____ Task input

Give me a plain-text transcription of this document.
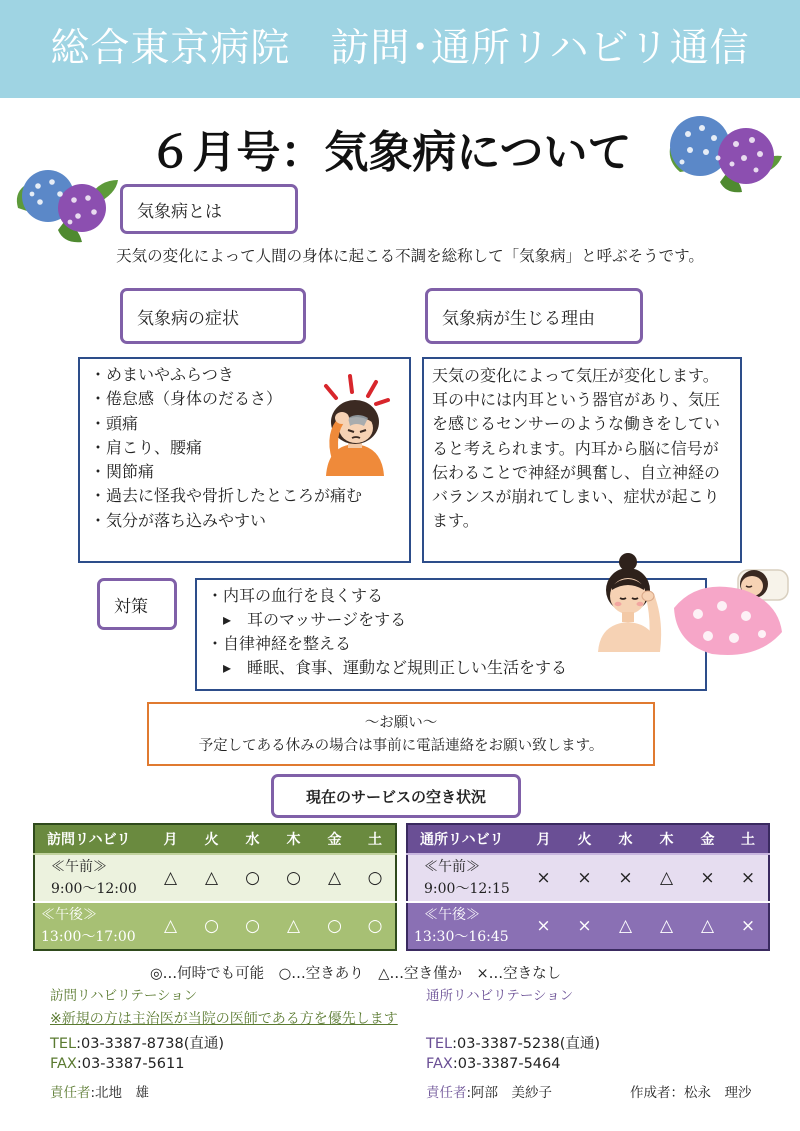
総合東京病院　訪問･通所リハビリ通信
６月号：気象病について
気象病とは
天気の変化によって人間の身体に起こる不調を総称して「気象病」と呼ぶそうです。
気象病の症状
・めまいやふらつき
・倦怠感（身体のだるさ）
・頭痛
・肩こり、腰痛
・関節痛
・過去に怪我や骨折したところが痛む
・気分が落ち込みやすい
気象病が生じる理由
天気の変化によって気圧が変化します。耳の中には内耳という器官があり、気圧を感じるセンサーのような働きをしていると考えられます。内耳から脳に信号が伝わることで神経が興奮し、自立神経のバランスが崩れてしまい、症状が起こります。
対策
・内耳の血行を良くする
　▸　耳のマッサージをする
・自律神経を整える
　▸　睡眠、食事、運動など規則正しい生活をする
～お願い～
予定してある休みの場合は事前に電話連絡をお願い致します。
現在のサービスの空き状況
訪問リハビリ	月	火	水	木	金	土

≪午前≫
9:00～12:00	△	△	○	○	△	○

≪午後≫
13:00～17:00	△	○	○	△	○	○
通所リハビリ	月	火	水	木	金	土

≪午前≫
9:00～12:15	×	×	×	△	×	×

≪午後≫
13:30～16:45	×	×	△	△	△	×
◎…何時でも可能　○…空きあり　△…空き僅か　×…空きなし
訪問リハビリテーション
※新規の方は主治医が当院の医師である方を優先します
TEL:03-3387-8738(直通)
FAX:03-3387-5611
責任者:北地　雄
通所リハビリテーション
TEL:03-3387-5238(直通)
FAX:03-3387-5464
責任者:阿部　美紗子	作成者：松永　理沙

________

» What to work on
Return the listing above in full and without alteration, excluding its pictures.

» Final result
Give me a plain-text transcription of this document.
総合東京病院　訪問･通所リハビリ通信
６月号：気象病について
気象病とは
天気の変化によって人間の身体に起こる不調を総称して「気象病」と呼ぶそうです。
気象病の症状
・めまいやふらつき
・倦怠感（身体のだるさ）
・頭痛
・肩こり、腰痛
・関節痛
・過去に怪我や骨折したところが痛む
・気分が落ち込みやすい
気象病が生じる理由
天気の変化によって気圧が変化します。耳の中には内耳という器官があり、気圧を感じるセンサーのような働きをしていると考えられます。内耳から脳に信号が伝わることで神経が興奮し、自立神経のバランスが崩れてしまい、症状が起こります。
対策
・内耳の血行を良くする
　▸　耳のマッサージをする
・自律神経を整える
　▸　睡眠、食事、運動など規則正しい生活をする
～お願い～
予定してある休みの場合は事前に電話連絡をお願い致します。
現在のサービスの空き状況
訪問リハビリ	月	火	水	木	金	土

≪午前≫
9:00～12:00	△	△	○	○	△	○

≪午後≫
13:00～17:00	△	○	○	△	○	○
通所リハビリ	月	火	水	木	金	土

≪午前≫
9:00～12:15	×	×	×	△	×	×

≪午後≫
13:30～16:45	×	×	△	△	△	×
◎…何時でも可能　○…空きあり　△…空き僅か　×…空きなし
訪問リハビリテーション
※新規の方は主治医が当院の医師である方を優先します
TEL:03-3387-8738(直通)
FAX:03-3387-5611
責任者:北地　雄
通所リハビリテーション
TEL:03-3387-5238(直通)
FAX:03-3387-5464
責任者:阿部　美紗子	作成者：松永　理沙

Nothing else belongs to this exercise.